▶ _WHAT YOU SHOULD DO_
Each line that holds the word "Session" is to be identified and copied.
** Start DATASET RECORDS **
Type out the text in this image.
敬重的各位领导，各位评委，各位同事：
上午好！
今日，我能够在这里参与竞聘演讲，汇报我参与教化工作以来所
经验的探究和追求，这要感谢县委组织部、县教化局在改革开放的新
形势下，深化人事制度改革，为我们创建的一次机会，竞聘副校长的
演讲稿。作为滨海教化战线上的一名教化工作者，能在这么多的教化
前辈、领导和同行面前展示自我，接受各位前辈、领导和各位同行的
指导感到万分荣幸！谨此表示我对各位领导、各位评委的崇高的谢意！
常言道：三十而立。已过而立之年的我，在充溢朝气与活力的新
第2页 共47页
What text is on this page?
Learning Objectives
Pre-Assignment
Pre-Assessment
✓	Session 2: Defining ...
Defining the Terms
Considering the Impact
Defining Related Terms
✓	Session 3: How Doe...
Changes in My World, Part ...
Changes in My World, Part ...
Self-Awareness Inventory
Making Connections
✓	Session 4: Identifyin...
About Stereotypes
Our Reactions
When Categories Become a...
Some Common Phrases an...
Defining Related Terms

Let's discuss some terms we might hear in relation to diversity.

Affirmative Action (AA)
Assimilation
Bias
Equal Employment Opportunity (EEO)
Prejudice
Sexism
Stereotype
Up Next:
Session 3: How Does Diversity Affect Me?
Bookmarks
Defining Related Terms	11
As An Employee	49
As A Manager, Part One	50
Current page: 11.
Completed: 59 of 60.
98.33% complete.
** End DATASET RECORDS **
▶ _FULL ANSWER_
✓	Session 2: Defining ...
✓	Session 3: How Doe...
✓	Session 4: Identifyin...
Session 3: How Does Diversity Affect Me?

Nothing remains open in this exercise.